• STATED EXERCISE: Repeat every line from the line containing "Serialize everything readable" to the end of the data, exactly. Leave the pictures out.

• DATA PROVIDED:
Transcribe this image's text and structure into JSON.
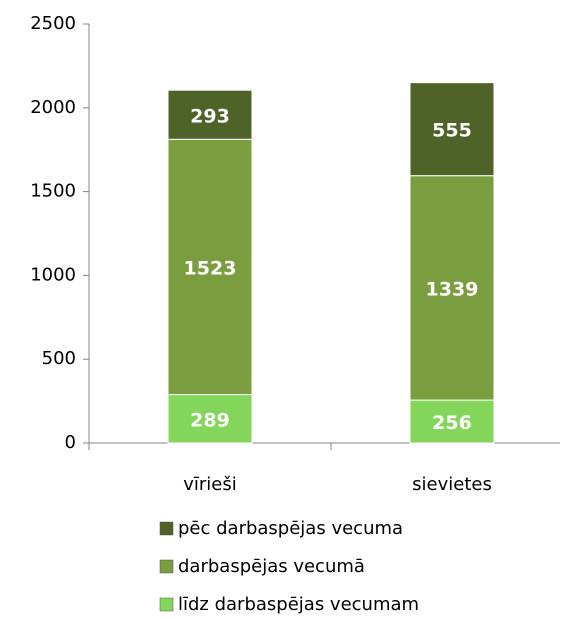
{
  "chart_data": {
    "type": "stacked_bar",
    "categories": [
      "vīrieši",
      "sievietes"
    ],
    "series": [
      {
        "name": "līdz darbaspējas vecumam",
        "color": "#84d65a",
        "values": [
          289,
          256
        ]
      },
      {
        "name": "darbaspējas vecumā",
        "color": "#7a9e3f",
        "values": [
          1523,
          1339
        ]
      },
      {
        "name": "pēc darbaspējas vecuma",
        "color": "#4f6228",
        "values": [
          293,
          555
        ]
      }
    ],
    "ylim": [
      0,
      2500
    ],
    "yticks": [
      0,
      500,
      1000,
      1500,
      2000,
      2500
    ],
    "grid": false
  }
}
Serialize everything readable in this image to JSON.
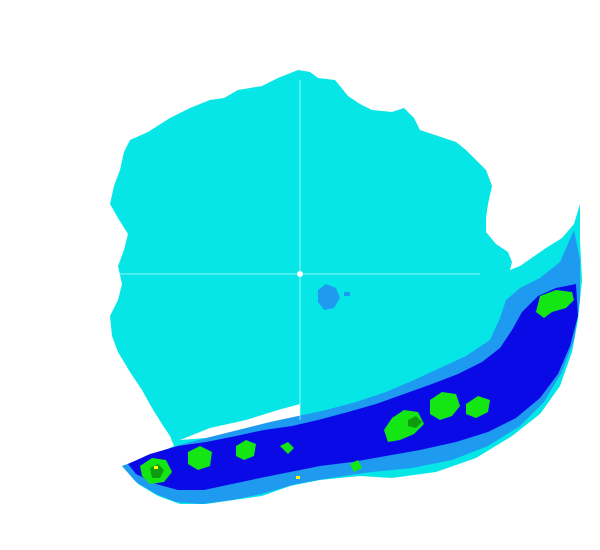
{
  "radar_image": {
    "background_color": "#ffffff",
    "legend_present": false,
    "palette": {
      "light_cyan": "#07e6e6",
      "mid_blue": "#1e9bf0",
      "deep_blue": "#0a0ae6",
      "green": "#14e614",
      "dark_green": "#0f9b0f",
      "yellow": "#ffff00",
      "center_marker": "#ffffff"
    },
    "features": [
      {
        "name": "coverage-area",
        "color": "light_cyan"
      },
      {
        "name": "precipitation-band-southeast",
        "color": "mid_blue"
      },
      {
        "name": "precipitation-band-core",
        "color": "deep_blue"
      },
      {
        "name": "heavy-precipitation-cells",
        "color": "green"
      },
      {
        "name": "very-heavy-precipitation-cells",
        "color": "dark_green"
      },
      {
        "name": "intense-precipitation-cells",
        "color": "yellow"
      }
    ]
  }
}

• SOLUTION TO THIS PROBLEM:
Serialize everything readable in this image to JSON.
{
  "radar_image": {
    "background_color": "#ffffff",
    "legend_present": false,
    "palette": {
      "light_cyan": "#07e6e6",
      "mid_blue": "#1e9bf0",
      "deep_blue": "#0a0ae6",
      "green": "#14e614",
      "dark_green": "#0f9b0f",
      "yellow": "#ffff00",
      "center_marker": "#ffffff"
    },
    "features": [
      {
        "name": "coverage-area",
        "color": "light_cyan"
      },
      {
        "name": "precipitation-band-southeast",
        "color": "mid_blue"
      },
      {
        "name": "precipitation-band-core",
        "color": "deep_blue"
      },
      {
        "name": "heavy-precipitation-cells",
        "color": "green"
      },
      {
        "name": "very-heavy-precipitation-cells",
        "color": "dark_green"
      },
      {
        "name": "intense-precipitation-cells",
        "color": "yellow"
      }
    ]
  }
}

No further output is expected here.